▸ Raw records
▬▬▬▬▬▬▬▬▬▬

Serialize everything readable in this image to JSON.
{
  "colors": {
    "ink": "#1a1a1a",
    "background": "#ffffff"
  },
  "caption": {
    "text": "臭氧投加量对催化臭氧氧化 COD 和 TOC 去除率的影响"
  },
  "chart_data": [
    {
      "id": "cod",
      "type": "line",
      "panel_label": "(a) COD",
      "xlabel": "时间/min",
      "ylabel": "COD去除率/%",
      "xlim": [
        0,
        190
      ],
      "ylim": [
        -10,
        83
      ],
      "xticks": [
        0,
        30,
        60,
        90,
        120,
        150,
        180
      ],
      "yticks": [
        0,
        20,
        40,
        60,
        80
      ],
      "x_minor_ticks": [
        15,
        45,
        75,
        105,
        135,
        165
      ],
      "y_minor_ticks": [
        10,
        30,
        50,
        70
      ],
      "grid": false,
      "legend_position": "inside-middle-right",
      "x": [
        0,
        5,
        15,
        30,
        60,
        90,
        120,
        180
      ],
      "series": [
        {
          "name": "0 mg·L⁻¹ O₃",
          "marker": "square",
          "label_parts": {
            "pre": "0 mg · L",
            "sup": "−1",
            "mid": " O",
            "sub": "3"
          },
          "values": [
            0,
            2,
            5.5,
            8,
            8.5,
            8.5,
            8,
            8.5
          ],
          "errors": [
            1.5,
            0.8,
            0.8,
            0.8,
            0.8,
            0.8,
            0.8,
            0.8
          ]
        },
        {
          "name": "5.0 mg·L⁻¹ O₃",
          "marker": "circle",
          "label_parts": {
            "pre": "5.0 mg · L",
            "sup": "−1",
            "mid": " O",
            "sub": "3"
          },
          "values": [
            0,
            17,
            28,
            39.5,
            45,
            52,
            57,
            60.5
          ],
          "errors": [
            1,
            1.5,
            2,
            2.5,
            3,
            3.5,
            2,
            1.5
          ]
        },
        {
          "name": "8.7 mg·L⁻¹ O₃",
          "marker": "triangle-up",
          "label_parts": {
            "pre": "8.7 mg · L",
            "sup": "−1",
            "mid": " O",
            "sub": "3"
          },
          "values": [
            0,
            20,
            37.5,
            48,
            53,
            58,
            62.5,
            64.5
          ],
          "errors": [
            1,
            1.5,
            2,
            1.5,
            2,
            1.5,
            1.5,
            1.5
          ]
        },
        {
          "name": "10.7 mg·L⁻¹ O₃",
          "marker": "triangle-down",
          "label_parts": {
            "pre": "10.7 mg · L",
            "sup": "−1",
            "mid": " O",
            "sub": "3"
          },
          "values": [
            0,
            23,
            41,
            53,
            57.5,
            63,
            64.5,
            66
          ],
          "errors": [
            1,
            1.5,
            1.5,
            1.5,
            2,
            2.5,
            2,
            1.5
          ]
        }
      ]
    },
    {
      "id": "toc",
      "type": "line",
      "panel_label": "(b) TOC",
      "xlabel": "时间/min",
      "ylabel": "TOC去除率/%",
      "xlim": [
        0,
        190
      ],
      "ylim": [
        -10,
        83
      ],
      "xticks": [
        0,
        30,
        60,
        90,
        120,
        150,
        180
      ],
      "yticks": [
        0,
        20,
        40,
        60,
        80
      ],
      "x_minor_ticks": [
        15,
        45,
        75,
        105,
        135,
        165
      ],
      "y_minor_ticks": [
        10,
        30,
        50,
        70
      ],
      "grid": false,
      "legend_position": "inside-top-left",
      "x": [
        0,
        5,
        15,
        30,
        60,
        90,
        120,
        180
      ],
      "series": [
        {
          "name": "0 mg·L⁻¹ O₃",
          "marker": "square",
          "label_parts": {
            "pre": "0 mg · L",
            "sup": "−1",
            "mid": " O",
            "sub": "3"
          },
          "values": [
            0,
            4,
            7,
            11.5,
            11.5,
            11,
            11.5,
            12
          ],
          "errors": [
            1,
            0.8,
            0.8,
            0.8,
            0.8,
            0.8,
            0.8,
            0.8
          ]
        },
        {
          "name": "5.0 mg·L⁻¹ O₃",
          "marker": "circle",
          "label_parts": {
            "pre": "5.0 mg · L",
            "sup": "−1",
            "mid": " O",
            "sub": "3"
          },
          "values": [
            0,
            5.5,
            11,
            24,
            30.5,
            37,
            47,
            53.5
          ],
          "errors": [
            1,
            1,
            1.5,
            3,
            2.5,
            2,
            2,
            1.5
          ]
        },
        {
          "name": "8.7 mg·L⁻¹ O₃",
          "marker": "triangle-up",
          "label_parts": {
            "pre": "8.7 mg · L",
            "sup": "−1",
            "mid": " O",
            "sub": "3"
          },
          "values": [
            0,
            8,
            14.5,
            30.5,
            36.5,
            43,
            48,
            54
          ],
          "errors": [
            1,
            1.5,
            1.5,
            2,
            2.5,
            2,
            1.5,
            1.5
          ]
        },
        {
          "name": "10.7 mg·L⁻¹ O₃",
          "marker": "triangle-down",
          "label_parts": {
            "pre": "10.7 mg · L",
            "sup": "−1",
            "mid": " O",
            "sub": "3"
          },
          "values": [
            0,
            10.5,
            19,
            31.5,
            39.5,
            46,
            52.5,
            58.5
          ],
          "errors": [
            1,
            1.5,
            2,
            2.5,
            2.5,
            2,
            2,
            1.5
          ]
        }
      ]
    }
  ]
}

▬▬▬▬▬▬▬▬▬▬

Extract, word for word, each line of the listing above.

▸ Response to the task
Serialize everything readable in this image to JSON.
{
  "colors": {
    "ink": "#1a1a1a",
    "background": "#ffffff"
  },
  "caption": {
    "text": "臭氧投加量对催化臭氧氧化 COD 和 TOC 去除率的影响"
  },
  "chart_data": [
    {
      "id": "cod",
      "type": "line",
      "panel_label": "(a) COD",
      "xlabel": "时间/min",
      "ylabel": "COD去除率/%",
      "xlim": [
        0,
        190
      ],
      "ylim": [
        -10,
        83
      ],
      "xticks": [
        0,
        30,
        60,
        90,
        120,
        150,
        180
      ],
      "yticks": [
        0,
        20,
        40,
        60,
        80
      ],
      "x_minor_ticks": [
        15,
        45,
        75,
        105,
        135,
        165
      ],
      "y_minor_ticks": [
        10,
        30,
        50,
        70
      ],
      "grid": false,
      "legend_position": "inside-middle-right",
      "x": [
        0,
        5,
        15,
        30,
        60,
        90,
        120,
        180
      ],
      "series": [
        {
          "name": "0 mg·L⁻¹ O₃",
          "marker": "square",
          "label_parts": {
            "pre": "0 mg · L",
            "sup": "−1",
            "mid": " O",
            "sub": "3"
          },
          "values": [
            0,
            2,
            5.5,
            8,
            8.5,
            8.5,
            8,
            8.5
          ],
          "errors": [
            1.5,
            0.8,
            0.8,
            0.8,
            0.8,
            0.8,
            0.8,
            0.8
          ]
        },
        {
          "name": "5.0 mg·L⁻¹ O₃",
          "marker": "circle",
          "label_parts": {
            "pre": "5.0 mg · L",
            "sup": "−1",
            "mid": " O",
            "sub": "3"
          },
          "values": [
            0,
            17,
            28,
            39.5,
            45,
            52,
            57,
            60.5
          ],
          "errors": [
            1,
            1.5,
            2,
            2.5,
            3,
            3.5,
            2,
            1.5
          ]
        },
        {
          "name": "8.7 mg·L⁻¹ O₃",
          "marker": "triangle-up",
          "label_parts": {
            "pre": "8.7 mg · L",
            "sup": "−1",
            "mid": " O",
            "sub": "3"
          },
          "values": [
            0,
            20,
            37.5,
            48,
            53,
            58,
            62.5,
            64.5
          ],
          "errors": [
            1,
            1.5,
            2,
            1.5,
            2,
            1.5,
            1.5,
            1.5
          ]
        },
        {
          "name": "10.7 mg·L⁻¹ O₃",
          "marker": "triangle-down",
          "label_parts": {
            "pre": "10.7 mg · L",
            "sup": "−1",
            "mid": " O",
            "sub": "3"
          },
          "values": [
            0,
            23,
            41,
            53,
            57.5,
            63,
            64.5,
            66
          ],
          "errors": [
            1,
            1.5,
            1.5,
            1.5,
            2,
            2.5,
            2,
            1.5
          ]
        }
      ]
    },
    {
      "id": "toc",
      "type": "line",
      "panel_label": "(b) TOC",
      "xlabel": "时间/min",
      "ylabel": "TOC去除率/%",
      "xlim": [
        0,
        190
      ],
      "ylim": [
        -10,
        83
      ],
      "xticks": [
        0,
        30,
        60,
        90,
        120,
        150,
        180
      ],
      "yticks": [
        0,
        20,
        40,
        60,
        80
      ],
      "x_minor_ticks": [
        15,
        45,
        75,
        105,
        135,
        165
      ],
      "y_minor_ticks": [
        10,
        30,
        50,
        70
      ],
      "grid": false,
      "legend_position": "inside-top-left",
      "x": [
        0,
        5,
        15,
        30,
        60,
        90,
        120,
        180
      ],
      "series": [
        {
          "name": "0 mg·L⁻¹ O₃",
          "marker": "square",
          "label_parts": {
            "pre": "0 mg · L",
            "sup": "−1",
            "mid": " O",
            "sub": "3"
          },
          "values": [
            0,
            4,
            7,
            11.5,
            11.5,
            11,
            11.5,
            12
          ],
          "errors": [
            1,
            0.8,
            0.8,
            0.8,
            0.8,
            0.8,
            0.8,
            0.8
          ]
        },
        {
          "name": "5.0 mg·L⁻¹ O₃",
          "marker": "circle",
          "label_parts": {
            "pre": "5.0 mg · L",
            "sup": "−1",
            "mid": " O",
            "sub": "3"
          },
          "values": [
            0,
            5.5,
            11,
            24,
            30.5,
            37,
            47,
            53.5
          ],
          "errors": [
            1,
            1,
            1.5,
            3,
            2.5,
            2,
            2,
            1.5
          ]
        },
        {
          "name": "8.7 mg·L⁻¹ O₃",
          "marker": "triangle-up",
          "label_parts": {
            "pre": "8.7 mg · L",
            "sup": "−1",
            "mid": " O",
            "sub": "3"
          },
          "values": [
            0,
            8,
            14.5,
            30.5,
            36.5,
            43,
            48,
            54
          ],
          "errors": [
            1,
            1.5,
            1.5,
            2,
            2.5,
            2,
            1.5,
            1.5
          ]
        },
        {
          "name": "10.7 mg·L⁻¹ O₃",
          "marker": "triangle-down",
          "label_parts": {
            "pre": "10.7 mg · L",
            "sup": "−1",
            "mid": " O",
            "sub": "3"
          },
          "values": [
            0,
            10.5,
            19,
            31.5,
            39.5,
            46,
            52.5,
            58.5
          ],
          "errors": [
            1,
            1.5,
            2,
            2.5,
            2.5,
            2,
            2,
            1.5
          ]
        }
      ]
    }
  ]
}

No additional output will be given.